[What to work on] Take every line where the string "crossing" appears and copy it.

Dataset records

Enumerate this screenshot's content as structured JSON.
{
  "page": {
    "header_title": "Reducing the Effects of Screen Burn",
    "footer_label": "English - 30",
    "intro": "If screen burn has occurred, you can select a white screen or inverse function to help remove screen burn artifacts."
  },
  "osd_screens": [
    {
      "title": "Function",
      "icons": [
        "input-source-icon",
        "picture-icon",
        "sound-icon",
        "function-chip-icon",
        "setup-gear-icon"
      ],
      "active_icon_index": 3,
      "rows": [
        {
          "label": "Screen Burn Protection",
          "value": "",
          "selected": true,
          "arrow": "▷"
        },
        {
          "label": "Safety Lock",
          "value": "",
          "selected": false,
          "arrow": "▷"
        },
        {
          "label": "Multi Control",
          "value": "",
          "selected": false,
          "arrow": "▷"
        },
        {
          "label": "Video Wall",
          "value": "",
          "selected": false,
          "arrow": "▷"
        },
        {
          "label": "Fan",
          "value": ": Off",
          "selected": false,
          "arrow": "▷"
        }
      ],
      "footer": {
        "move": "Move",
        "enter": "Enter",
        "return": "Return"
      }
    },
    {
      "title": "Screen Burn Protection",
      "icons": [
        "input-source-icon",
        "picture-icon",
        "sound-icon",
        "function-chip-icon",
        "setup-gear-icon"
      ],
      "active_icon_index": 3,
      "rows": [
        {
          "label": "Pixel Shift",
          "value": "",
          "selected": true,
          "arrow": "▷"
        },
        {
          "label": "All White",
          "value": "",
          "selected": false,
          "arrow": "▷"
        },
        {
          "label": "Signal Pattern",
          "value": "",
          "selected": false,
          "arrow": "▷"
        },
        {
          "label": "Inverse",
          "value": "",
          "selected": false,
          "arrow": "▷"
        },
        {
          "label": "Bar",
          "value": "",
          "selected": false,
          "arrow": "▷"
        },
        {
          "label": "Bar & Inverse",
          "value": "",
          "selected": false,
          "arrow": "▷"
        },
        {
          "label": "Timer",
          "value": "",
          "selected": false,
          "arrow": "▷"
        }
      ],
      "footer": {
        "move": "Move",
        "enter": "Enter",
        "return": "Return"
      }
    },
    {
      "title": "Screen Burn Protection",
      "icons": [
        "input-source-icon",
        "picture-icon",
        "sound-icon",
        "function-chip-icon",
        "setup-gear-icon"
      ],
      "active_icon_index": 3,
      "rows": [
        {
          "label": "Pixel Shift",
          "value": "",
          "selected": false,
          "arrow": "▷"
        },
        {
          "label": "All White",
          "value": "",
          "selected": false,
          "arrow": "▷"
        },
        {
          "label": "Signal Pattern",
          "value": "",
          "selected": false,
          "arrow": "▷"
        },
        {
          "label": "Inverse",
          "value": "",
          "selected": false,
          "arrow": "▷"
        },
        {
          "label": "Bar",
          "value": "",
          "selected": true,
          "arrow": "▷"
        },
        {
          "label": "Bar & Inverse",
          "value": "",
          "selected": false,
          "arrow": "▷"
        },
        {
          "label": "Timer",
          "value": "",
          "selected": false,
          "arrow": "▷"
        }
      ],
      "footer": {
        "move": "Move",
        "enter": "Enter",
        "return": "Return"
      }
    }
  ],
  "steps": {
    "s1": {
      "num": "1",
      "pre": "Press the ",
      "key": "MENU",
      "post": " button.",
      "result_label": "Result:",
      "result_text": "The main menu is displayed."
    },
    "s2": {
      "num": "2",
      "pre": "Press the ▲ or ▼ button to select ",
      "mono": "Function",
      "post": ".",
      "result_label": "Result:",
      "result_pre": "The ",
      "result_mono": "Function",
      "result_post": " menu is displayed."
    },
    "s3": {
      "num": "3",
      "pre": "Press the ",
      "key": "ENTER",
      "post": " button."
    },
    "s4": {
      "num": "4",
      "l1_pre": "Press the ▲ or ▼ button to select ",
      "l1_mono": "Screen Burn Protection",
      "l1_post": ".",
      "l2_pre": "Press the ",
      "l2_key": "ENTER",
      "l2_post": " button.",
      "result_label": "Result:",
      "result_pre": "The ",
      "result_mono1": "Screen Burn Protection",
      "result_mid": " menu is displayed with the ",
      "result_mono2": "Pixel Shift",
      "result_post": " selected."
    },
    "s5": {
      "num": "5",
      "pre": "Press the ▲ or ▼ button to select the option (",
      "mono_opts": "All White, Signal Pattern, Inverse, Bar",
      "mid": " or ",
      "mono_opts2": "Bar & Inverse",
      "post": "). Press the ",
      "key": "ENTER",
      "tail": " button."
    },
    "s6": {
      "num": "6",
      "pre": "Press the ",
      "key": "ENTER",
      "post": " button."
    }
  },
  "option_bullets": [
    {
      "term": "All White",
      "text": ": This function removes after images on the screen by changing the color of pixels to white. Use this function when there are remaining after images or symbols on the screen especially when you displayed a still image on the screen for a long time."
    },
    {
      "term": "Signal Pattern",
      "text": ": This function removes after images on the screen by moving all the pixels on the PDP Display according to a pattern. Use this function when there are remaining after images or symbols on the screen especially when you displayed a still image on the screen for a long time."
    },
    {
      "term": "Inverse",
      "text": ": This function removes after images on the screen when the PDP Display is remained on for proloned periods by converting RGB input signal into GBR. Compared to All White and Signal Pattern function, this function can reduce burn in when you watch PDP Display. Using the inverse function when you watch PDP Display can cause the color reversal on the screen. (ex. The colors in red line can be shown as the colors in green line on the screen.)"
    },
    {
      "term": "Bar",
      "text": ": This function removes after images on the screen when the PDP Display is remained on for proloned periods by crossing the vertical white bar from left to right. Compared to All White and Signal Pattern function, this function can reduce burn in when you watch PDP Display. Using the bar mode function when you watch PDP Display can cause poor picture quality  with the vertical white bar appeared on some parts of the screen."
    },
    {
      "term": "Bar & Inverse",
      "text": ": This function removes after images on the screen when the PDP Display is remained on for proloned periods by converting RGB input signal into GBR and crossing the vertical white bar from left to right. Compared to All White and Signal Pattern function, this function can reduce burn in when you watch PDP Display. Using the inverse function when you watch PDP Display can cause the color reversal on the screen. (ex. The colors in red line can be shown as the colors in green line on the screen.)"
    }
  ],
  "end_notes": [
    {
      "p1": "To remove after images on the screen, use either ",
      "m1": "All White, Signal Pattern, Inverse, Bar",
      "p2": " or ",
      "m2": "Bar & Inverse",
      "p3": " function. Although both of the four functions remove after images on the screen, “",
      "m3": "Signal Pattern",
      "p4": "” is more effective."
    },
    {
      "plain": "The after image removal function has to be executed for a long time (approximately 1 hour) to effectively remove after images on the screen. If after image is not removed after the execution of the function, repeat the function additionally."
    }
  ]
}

[Output below]
      "text": ": This function removes after images on the screen when the PDP Display is remained on for proloned periods by crossing the vertical white bar from left to right. Compared to All White and Signal Pattern function, this function can reduce burn in when you watch PDP Display. Using the bar mode function when you watch PDP Display can cause poor picture quality  with the vertical white bar appeared on some parts of the screen."
      "text": ": This function removes after images on the screen when the PDP Display is remained on for proloned periods by converting RGB input signal into GBR and crossing the vertical white bar from left to right. Compared to All White and Signal Pattern function, this function can reduce burn in when you watch PDP Display. Using the inverse function when you watch PDP Display can cause the color reversal on the screen. (ex. The colors in red line can be shown as the colors in green line on the screen.)"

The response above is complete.